# WORK TO BE COMPLETED
Can you find the lines of the listing that include "screenshot" and copy every one?

### PROVIDED MATERIAL

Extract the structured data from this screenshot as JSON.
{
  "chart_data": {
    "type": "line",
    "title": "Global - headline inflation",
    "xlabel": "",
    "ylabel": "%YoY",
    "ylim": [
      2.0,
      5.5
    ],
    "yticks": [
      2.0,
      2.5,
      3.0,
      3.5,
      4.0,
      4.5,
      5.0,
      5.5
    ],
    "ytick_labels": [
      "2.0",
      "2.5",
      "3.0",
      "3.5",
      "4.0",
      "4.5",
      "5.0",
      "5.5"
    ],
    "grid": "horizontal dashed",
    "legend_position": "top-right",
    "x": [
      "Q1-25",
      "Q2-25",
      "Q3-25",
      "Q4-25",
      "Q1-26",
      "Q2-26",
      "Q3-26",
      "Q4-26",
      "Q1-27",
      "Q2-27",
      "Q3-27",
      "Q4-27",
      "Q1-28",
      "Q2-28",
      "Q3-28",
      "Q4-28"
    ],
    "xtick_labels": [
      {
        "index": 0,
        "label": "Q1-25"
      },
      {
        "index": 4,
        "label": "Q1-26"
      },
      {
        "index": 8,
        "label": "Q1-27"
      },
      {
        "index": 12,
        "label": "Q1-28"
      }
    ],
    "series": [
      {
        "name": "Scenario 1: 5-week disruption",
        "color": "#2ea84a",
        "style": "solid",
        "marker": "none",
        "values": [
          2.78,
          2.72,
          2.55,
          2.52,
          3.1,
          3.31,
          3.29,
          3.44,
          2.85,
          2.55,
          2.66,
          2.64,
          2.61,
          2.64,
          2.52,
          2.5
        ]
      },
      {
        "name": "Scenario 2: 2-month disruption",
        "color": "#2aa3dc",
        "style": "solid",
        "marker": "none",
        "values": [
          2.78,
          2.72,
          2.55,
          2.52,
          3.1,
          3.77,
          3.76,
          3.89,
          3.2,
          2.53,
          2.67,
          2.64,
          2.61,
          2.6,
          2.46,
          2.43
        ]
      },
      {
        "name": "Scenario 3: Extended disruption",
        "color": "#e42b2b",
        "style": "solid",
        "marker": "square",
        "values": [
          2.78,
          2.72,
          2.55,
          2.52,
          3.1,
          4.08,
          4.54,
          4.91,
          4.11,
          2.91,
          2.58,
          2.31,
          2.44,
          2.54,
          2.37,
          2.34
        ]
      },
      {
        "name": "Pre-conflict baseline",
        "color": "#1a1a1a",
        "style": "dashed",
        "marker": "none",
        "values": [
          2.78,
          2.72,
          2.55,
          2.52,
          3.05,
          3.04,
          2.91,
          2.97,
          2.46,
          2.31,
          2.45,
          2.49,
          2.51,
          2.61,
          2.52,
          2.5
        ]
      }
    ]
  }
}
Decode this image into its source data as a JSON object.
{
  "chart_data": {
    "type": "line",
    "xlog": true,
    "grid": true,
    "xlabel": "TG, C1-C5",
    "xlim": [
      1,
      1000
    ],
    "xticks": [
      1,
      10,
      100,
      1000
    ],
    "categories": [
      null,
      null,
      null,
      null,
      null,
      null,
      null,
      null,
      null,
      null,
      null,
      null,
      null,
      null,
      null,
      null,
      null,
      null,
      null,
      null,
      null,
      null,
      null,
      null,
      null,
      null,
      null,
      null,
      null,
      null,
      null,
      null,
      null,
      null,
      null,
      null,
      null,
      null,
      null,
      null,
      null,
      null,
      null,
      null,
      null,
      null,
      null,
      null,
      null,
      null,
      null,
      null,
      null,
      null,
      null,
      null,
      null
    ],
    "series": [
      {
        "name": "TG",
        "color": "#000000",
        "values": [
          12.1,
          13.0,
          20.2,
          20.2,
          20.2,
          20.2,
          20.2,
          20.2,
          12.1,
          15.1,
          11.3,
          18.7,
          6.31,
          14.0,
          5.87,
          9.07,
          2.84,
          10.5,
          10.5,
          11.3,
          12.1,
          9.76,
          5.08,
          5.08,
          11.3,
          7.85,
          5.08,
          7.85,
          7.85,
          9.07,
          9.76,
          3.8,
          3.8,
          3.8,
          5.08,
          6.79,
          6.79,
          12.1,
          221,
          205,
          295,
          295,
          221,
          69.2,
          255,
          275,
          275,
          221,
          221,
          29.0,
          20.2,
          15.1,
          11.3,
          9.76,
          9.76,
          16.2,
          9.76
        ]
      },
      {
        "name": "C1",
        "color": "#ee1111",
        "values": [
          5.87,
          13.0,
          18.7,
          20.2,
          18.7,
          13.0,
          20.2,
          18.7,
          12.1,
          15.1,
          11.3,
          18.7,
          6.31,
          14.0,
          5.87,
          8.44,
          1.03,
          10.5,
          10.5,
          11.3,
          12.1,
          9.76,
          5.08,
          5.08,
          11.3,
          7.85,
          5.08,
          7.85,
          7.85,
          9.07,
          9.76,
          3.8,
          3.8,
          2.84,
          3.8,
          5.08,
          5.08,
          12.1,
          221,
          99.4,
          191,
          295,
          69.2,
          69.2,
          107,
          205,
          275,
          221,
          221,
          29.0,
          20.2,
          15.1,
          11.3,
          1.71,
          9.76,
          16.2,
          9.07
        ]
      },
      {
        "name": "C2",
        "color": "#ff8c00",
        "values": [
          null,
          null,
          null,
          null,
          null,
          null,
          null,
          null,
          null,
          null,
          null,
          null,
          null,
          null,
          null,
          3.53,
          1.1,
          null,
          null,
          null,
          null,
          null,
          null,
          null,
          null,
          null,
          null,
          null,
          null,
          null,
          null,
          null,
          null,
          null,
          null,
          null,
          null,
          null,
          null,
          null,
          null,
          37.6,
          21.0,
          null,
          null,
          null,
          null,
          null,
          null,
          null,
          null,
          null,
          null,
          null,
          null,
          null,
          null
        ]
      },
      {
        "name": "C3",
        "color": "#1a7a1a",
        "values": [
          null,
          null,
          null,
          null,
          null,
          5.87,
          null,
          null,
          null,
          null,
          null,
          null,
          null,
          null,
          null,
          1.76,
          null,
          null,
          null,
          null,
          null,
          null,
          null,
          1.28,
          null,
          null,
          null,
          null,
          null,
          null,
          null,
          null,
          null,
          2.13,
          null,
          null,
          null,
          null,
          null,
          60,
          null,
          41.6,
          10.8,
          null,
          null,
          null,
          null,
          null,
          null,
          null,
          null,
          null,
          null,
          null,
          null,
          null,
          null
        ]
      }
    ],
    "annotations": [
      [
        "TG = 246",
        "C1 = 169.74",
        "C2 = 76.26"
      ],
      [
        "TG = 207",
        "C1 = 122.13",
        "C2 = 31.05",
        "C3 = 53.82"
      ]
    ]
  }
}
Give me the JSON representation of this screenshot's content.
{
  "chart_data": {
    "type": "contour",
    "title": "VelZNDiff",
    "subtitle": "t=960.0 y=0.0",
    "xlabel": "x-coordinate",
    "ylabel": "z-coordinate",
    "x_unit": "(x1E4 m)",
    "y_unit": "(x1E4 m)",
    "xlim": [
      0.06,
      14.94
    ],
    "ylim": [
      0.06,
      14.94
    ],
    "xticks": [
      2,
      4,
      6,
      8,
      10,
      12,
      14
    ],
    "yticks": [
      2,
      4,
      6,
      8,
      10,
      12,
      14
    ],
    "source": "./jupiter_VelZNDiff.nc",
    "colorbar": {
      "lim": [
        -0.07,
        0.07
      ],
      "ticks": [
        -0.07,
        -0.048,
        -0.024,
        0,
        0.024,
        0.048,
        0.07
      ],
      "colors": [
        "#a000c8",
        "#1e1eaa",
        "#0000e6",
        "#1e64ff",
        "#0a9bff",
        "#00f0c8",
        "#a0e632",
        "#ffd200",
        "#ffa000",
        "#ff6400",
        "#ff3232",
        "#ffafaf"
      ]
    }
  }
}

######

# CORRECT RESPONSE
Extract the structured data from this screenshot as JSON.
Give me the JSON representation of this screenshot's content.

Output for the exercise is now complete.